─── EXCERPTED RECORDS ───

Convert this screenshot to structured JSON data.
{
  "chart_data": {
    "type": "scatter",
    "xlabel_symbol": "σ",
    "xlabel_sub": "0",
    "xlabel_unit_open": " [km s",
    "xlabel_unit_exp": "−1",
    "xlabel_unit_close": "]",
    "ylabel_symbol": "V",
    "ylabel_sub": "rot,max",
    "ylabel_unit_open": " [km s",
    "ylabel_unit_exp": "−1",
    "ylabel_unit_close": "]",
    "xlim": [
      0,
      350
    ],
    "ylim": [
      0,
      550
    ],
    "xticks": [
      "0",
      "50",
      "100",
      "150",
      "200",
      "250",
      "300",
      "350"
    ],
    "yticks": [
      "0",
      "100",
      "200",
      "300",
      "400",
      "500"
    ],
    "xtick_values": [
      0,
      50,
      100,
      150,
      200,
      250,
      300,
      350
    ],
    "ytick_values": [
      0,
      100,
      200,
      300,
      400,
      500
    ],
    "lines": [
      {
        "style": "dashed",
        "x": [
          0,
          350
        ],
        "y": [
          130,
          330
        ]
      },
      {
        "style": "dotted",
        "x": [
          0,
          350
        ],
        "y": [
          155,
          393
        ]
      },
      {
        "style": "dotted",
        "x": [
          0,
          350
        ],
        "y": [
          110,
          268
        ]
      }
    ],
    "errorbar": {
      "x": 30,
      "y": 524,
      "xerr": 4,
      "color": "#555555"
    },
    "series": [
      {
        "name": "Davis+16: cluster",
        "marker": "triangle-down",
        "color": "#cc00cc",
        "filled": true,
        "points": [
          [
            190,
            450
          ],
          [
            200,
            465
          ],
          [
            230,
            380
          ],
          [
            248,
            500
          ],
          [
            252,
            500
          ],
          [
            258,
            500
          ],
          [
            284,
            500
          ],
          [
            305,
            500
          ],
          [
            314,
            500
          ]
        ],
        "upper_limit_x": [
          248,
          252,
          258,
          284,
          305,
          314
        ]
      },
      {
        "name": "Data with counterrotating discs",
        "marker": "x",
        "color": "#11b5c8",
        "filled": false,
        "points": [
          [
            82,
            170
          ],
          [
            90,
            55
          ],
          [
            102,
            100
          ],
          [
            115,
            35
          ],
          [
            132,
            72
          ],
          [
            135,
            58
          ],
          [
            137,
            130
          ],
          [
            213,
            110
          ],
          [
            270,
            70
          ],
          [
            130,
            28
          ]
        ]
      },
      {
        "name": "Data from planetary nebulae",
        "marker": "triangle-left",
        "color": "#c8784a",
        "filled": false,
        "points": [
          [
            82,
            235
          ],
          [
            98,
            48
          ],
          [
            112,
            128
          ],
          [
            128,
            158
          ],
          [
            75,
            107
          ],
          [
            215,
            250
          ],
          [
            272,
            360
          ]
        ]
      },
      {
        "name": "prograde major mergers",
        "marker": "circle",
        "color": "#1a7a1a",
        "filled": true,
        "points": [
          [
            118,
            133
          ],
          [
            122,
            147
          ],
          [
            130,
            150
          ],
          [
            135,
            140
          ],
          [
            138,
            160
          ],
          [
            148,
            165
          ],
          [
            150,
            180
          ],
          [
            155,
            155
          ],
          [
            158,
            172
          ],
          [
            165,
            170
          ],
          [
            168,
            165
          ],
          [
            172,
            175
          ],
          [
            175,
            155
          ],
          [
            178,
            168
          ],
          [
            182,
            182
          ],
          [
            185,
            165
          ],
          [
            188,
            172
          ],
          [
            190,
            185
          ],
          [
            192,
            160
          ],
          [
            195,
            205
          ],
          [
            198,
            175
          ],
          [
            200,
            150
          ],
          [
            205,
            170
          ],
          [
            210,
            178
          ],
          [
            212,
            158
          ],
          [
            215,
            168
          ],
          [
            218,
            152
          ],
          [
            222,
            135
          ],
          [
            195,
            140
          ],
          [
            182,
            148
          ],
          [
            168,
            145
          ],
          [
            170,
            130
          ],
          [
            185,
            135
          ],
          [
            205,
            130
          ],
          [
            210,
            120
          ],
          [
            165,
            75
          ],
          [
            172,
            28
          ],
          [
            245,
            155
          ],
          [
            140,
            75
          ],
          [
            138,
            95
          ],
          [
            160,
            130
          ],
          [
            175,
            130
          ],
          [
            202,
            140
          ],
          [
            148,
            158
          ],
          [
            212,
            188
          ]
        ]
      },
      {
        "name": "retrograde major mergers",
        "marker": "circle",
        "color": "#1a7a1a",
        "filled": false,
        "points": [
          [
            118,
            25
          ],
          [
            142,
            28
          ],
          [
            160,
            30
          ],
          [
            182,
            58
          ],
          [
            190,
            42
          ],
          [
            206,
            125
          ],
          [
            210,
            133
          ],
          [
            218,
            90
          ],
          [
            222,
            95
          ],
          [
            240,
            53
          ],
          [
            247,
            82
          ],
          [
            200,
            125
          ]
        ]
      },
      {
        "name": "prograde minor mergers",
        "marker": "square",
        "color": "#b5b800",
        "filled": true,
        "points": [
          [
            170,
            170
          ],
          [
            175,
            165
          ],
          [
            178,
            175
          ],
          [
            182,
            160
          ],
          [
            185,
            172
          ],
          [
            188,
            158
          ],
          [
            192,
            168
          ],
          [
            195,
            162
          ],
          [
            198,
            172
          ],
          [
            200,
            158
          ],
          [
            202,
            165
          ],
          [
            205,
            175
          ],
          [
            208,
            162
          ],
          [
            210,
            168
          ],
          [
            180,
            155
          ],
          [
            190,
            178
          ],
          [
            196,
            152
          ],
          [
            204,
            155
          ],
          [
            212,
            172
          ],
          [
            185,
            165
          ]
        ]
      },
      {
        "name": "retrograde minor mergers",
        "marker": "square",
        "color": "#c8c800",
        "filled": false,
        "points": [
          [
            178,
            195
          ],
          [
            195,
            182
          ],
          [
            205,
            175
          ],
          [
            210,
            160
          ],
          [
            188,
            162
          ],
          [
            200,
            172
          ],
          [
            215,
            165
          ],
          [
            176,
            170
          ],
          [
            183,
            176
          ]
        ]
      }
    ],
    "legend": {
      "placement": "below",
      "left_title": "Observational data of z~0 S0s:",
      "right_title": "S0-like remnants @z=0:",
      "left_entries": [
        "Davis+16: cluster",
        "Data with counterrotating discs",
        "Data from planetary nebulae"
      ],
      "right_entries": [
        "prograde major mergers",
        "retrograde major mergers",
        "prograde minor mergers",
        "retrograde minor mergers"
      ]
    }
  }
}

───
─── EXCERPTED RECORDS ───

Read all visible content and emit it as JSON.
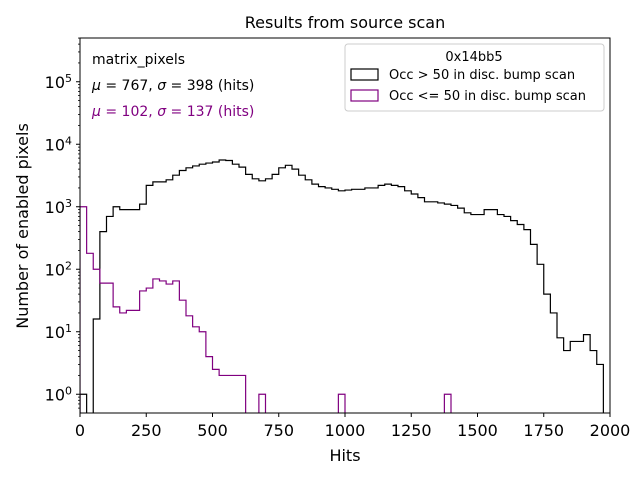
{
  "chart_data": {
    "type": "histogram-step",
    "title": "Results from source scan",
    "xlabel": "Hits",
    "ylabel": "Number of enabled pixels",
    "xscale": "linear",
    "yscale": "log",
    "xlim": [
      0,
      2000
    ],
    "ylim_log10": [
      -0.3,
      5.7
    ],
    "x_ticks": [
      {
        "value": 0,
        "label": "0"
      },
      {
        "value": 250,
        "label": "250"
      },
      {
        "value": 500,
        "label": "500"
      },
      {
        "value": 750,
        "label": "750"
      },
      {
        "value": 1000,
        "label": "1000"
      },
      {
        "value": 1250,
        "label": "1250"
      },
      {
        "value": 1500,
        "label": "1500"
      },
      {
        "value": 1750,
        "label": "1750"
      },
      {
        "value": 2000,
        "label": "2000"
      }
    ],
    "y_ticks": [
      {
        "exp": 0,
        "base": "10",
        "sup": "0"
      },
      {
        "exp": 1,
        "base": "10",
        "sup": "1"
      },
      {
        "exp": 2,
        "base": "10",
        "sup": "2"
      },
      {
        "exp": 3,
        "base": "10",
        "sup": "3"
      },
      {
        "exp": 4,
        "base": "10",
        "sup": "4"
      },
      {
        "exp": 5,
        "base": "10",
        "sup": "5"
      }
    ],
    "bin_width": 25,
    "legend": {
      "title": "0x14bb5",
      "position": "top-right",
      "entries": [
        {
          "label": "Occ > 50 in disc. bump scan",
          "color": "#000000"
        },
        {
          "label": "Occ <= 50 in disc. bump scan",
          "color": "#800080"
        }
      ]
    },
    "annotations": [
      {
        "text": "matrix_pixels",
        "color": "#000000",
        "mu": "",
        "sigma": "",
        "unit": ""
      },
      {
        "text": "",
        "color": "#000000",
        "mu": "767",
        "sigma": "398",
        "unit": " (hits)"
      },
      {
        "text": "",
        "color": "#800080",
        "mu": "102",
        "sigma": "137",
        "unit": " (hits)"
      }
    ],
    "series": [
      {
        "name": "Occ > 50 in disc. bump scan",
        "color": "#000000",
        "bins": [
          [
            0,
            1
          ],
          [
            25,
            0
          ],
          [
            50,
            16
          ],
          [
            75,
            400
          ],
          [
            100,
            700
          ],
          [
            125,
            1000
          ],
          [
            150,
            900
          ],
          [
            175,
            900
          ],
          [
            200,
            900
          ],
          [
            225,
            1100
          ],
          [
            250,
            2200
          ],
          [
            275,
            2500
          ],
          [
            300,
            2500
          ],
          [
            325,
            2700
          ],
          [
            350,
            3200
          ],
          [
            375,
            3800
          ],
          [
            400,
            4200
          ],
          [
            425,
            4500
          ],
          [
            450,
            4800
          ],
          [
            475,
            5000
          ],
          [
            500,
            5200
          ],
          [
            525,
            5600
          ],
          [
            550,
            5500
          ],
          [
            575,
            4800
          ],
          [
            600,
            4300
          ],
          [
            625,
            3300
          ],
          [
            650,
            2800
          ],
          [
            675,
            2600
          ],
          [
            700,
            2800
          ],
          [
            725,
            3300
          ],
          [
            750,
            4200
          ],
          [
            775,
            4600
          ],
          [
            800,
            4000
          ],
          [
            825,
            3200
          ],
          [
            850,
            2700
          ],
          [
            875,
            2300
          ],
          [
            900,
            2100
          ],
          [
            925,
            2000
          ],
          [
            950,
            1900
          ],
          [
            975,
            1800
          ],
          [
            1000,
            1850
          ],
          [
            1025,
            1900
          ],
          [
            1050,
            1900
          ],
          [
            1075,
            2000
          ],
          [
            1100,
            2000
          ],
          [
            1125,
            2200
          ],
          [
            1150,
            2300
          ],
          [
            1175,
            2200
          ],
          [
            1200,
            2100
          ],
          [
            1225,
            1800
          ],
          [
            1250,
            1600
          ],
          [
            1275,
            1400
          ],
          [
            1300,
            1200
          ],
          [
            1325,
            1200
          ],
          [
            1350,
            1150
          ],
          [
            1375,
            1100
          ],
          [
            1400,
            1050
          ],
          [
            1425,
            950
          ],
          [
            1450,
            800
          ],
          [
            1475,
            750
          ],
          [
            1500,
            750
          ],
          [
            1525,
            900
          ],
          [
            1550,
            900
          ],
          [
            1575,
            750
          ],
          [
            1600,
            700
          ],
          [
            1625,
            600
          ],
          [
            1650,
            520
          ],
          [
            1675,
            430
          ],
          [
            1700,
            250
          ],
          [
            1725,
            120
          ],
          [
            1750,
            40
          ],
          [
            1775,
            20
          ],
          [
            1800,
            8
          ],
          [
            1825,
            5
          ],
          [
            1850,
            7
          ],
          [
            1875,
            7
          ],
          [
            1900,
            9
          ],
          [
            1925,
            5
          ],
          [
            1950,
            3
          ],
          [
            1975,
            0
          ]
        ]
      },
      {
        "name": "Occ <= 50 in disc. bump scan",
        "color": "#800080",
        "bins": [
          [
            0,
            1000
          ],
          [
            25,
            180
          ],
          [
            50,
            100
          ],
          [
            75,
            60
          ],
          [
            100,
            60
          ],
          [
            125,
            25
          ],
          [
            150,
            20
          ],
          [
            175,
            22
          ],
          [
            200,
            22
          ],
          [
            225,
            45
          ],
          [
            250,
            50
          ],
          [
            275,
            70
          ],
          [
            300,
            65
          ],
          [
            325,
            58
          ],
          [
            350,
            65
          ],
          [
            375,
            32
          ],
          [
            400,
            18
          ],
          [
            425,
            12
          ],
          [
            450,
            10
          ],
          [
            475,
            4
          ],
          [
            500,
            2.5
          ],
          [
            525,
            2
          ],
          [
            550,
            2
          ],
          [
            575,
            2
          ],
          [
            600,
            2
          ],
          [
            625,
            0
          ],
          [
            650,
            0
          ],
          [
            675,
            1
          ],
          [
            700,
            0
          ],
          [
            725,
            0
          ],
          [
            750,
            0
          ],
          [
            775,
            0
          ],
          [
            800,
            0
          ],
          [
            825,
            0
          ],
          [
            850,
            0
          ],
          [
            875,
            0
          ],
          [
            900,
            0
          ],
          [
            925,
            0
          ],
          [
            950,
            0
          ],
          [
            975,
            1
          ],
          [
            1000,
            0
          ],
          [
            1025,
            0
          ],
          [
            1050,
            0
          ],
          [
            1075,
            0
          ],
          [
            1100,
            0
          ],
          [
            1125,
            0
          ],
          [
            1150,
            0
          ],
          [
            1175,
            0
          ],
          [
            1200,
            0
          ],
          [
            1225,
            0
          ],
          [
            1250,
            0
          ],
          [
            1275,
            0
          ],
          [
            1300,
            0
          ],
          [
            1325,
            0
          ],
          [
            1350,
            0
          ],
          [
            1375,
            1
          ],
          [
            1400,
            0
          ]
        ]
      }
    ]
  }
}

───
─── EXCERPTED RECORDS ───

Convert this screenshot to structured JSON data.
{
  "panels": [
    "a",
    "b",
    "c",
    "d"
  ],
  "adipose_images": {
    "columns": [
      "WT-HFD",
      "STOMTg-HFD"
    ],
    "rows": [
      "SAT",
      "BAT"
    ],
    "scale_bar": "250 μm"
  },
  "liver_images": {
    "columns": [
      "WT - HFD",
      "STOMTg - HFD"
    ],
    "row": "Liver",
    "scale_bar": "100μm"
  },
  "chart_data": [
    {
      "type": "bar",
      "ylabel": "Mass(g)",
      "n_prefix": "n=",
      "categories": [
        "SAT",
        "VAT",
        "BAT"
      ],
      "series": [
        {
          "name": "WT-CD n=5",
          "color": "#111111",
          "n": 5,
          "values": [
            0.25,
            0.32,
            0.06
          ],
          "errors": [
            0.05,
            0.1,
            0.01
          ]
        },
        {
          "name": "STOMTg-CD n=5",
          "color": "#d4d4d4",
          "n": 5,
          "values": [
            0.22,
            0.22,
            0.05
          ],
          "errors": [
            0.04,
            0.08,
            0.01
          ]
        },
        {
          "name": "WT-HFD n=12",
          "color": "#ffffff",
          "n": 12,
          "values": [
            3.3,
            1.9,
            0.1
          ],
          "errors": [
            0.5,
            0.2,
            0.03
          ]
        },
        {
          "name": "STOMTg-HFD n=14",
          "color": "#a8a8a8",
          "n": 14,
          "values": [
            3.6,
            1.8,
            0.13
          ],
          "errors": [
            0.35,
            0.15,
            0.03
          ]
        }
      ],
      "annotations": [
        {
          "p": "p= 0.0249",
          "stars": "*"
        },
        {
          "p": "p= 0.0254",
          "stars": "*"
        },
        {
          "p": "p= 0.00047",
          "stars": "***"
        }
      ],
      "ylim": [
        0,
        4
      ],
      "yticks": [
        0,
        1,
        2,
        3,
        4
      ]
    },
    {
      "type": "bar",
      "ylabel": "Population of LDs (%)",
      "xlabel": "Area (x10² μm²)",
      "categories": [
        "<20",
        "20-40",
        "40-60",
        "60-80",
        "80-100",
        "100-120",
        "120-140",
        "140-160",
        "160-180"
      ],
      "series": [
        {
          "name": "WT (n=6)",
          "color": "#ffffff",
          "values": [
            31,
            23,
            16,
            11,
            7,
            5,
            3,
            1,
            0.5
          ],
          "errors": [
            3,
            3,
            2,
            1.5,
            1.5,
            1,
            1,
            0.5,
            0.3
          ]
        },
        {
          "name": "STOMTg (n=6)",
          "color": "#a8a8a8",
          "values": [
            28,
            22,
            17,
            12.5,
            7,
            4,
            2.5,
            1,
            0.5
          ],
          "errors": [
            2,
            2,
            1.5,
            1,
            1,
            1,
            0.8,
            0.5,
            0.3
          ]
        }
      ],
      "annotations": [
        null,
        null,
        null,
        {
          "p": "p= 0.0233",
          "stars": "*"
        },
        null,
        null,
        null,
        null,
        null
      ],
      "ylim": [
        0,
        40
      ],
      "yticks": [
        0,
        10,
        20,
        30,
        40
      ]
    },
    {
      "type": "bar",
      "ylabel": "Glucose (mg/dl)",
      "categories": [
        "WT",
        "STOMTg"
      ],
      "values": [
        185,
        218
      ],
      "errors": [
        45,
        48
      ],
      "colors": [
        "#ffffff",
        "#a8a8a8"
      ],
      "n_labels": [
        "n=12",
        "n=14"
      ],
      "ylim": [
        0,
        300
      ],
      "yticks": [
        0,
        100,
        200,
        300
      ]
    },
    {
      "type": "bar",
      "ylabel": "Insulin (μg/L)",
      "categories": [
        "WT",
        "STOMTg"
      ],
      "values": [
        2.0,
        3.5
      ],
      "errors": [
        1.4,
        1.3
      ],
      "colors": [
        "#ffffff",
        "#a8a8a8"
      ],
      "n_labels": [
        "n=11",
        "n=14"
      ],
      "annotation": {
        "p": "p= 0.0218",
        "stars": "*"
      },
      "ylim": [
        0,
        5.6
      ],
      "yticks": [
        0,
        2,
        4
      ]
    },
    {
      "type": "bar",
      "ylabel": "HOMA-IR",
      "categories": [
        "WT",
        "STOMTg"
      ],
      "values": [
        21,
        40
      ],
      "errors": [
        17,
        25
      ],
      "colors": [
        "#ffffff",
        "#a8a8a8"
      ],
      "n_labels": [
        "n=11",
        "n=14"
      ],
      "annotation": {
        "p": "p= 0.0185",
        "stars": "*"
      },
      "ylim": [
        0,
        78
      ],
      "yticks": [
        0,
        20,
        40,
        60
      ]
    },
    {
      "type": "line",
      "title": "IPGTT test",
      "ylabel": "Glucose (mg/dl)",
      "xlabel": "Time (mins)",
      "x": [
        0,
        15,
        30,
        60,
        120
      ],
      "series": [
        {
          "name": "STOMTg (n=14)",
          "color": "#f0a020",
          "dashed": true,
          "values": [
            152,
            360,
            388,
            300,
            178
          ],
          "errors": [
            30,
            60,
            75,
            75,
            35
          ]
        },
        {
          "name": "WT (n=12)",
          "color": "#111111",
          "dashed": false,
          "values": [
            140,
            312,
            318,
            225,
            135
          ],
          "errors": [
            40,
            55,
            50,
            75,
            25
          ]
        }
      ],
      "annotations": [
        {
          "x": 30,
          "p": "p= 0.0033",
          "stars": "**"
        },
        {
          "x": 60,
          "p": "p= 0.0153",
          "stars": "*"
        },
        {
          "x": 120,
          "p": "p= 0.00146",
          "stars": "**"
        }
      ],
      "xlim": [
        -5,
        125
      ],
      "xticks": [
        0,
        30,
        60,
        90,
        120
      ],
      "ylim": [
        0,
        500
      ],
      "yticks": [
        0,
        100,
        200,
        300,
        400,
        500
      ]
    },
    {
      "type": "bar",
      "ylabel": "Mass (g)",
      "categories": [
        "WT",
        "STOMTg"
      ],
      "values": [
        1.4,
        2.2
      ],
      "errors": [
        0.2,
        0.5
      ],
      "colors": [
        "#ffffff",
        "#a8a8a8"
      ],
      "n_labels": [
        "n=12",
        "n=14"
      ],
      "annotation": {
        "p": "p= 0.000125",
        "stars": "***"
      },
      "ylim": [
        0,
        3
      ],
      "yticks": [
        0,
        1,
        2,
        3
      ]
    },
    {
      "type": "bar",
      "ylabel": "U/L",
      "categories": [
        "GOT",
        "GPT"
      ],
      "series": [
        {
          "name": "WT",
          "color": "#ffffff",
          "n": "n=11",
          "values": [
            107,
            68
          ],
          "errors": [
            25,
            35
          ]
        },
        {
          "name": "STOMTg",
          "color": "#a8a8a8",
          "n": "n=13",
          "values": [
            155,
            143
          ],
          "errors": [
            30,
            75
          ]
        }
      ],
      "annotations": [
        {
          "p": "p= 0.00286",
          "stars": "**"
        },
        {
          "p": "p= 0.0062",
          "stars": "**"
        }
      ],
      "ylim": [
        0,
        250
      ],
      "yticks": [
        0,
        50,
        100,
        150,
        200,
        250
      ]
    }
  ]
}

───

Scan the listing above. Gather each line that contains the word "with".

COMPLETED EXERCISE:
        "name": "Data with counterrotating discs",
        "Data with counterrotating discs",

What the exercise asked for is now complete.